Reproduce the listing below exactly, minus its pictures.

__________

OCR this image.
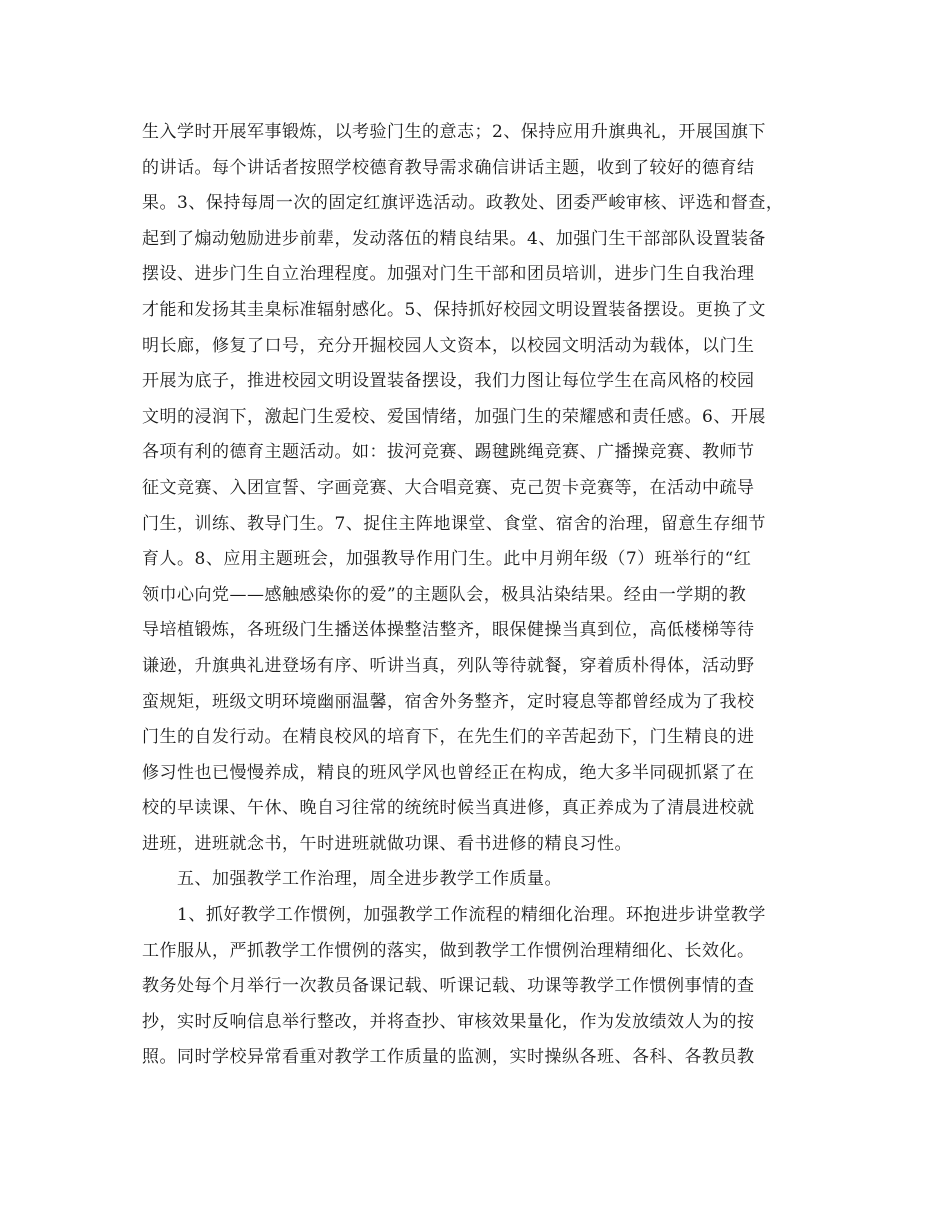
生入学时开展军事锻炼，以考验门生的意志；2、保持应用升旗典礼，开展国旗下
的讲话。每个讲话者按照学校德育教导需求确信讲话主题，收到了较好的德育结
果。3、保持每周一次的固定红旗评选活动。政教处、团委严峻审核、评选和督查，
起到了煽动勉励进步前辈，发动落伍的精良结果。4、加强门生干部部队设置装备
摆设、进步门生自立治理程度。加强对门生干部和团员培训，进步门生自我治理
才能和发扬其圭臬标准辐射感化。5、保持抓好校园文明设置装备摆设。更换了文
明长廊，修复了口号，充分开掘校园人文资本，以校园文明活动为载体，以门生
开展为底子，推进校园文明设置装备摆设，我们力图让每位学生在高风格的校园
文明的浸润下，激起门生爱校、爱国情绪，加强门生的荣耀感和责任感。6、开展
各项有利的德育主题活动。如：拔河竞赛、踢毽跳绳竞赛、广播操竞赛、教师节
征文竞赛、入团宣誓、字画竞赛、大合唱竞赛、克己贺卡竞赛等，在活动中疏导
门生，训练、教导门生。7、捉住主阵地课堂、食堂、宿舍的治理，留意生存细节
育人。8、应用主题班会，加强教导作用门生。此中月朔年级（7）班举行的“红
领巾心向党——感触感染你的爱”的主题队会，极具沾染结果。经由一学期的教
导培植锻炼，各班级门生播送体操整洁整齐，眼保健操当真到位，高低楼梯等待
谦逊，升旗典礼进登场有序、听讲当真，列队等待就餐，穿着质朴得体，活动野
蛮规矩，班级文明环境幽丽温馨，宿舍外务整齐，定时寝息等都曾经成为了我校
门生的自发行动。在精良校风的培育下，在先生们的辛苦起劲下，门生精良的进
修习性也已慢慢养成，精良的班风学风也曾经正在构成，绝大多半同砚抓紧了在
校的早读课、午休、晚自习往常的统统时候当真进修，真正养成为了清晨进校就
进班，进班就念书，午时进班就做功课、看书进修的精良习性。
　　五、加强教学工作治理，周全进步教学工作质量。
　　1、抓好教学工作惯例，加强教学工作流程的精细化治理。环抱进步讲堂教学
工作服从，严抓教学工作惯例的落实，做到教学工作惯例治理精细化、长效化。
教务处每个月举行一次教员备课记载、听课记载、功课等教学工作惯例事情的查
抄，实时反响信息举行整改，并将查抄、审核效果量化，作为发放绩效人为的按
照。同时学校异常看重对教学工作质量的监测，实时操纵各班、各科、各教员教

__________

→ Reply to the exercise:
OCR this image.
生入学时开展军事锻炼，以考验门生的意志；2、保持应用升旗典礼，开展国旗下
的讲话。每个讲话者按照学校德育教导需求确信讲话主题，收到了较好的德育结
果。3、保持每周一次的固定红旗评选活动。政教处、团委严峻审核、评选和督查，
起到了煽动勉励进步前辈，发动落伍的精良结果。4、加强门生干部部队设置装备
摆设、进步门生自立治理程度。加强对门生干部和团员培训，进步门生自我治理
才能和发扬其圭臬标准辐射感化。5、保持抓好校园文明设置装备摆设。更换了文
明长廊，修复了口号，充分开掘校园人文资本，以校园文明活动为载体，以门生
开展为底子，推进校园文明设置装备摆设，我们力图让每位学生在高风格的校园
文明的浸润下，激起门生爱校、爱国情绪，加强门生的荣耀感和责任感。6、开展
各项有利的德育主题活动。如：拔河竞赛、踢毽跳绳竞赛、广播操竞赛、教师节
征文竞赛、入团宣誓、字画竞赛、大合唱竞赛、克己贺卡竞赛等，在活动中疏导
门生，训练、教导门生。7、捉住主阵地课堂、食堂、宿舍的治理，留意生存细节
育人。8、应用主题班会，加强教导作用门生。此中月朔年级（7）班举行的“红
领巾心向党——感触感染你的爱”的主题队会，极具沾染结果。经由一学期的教
导培植锻炼，各班级门生播送体操整洁整齐，眼保健操当真到位，高低楼梯等待
谦逊，升旗典礼进登场有序、听讲当真，列队等待就餐，穿着质朴得体，活动野
蛮规矩，班级文明环境幽丽温馨，宿舍外务整齐，定时寝息等都曾经成为了我校
门生的自发行动。在精良校风的培育下，在先生们的辛苦起劲下，门生精良的进
修习性也已慢慢养成，精良的班风学风也曾经正在构成，绝大多半同砚抓紧了在
校的早读课、午休、晚自习往常的统统时候当真进修，真正养成为了清晨进校就
进班，进班就念书，午时进班就做功课、看书进修的精良习性。
　　五、加强教学工作治理，周全进步教学工作质量。
　　1、抓好教学工作惯例，加强教学工作流程的精细化治理。环抱进步讲堂教学
工作服从，严抓教学工作惯例的落实，做到教学工作惯例治理精细化、长效化。
教务处每个月举行一次教员备课记载、听课记载、功课等教学工作惯例事情的查
抄，实时反响信息举行整改，并将查抄、审核效果量化，作为发放绩效人为的按
照。同时学校异常看重对教学工作质量的监测，实时操纵各班、各科、各教员教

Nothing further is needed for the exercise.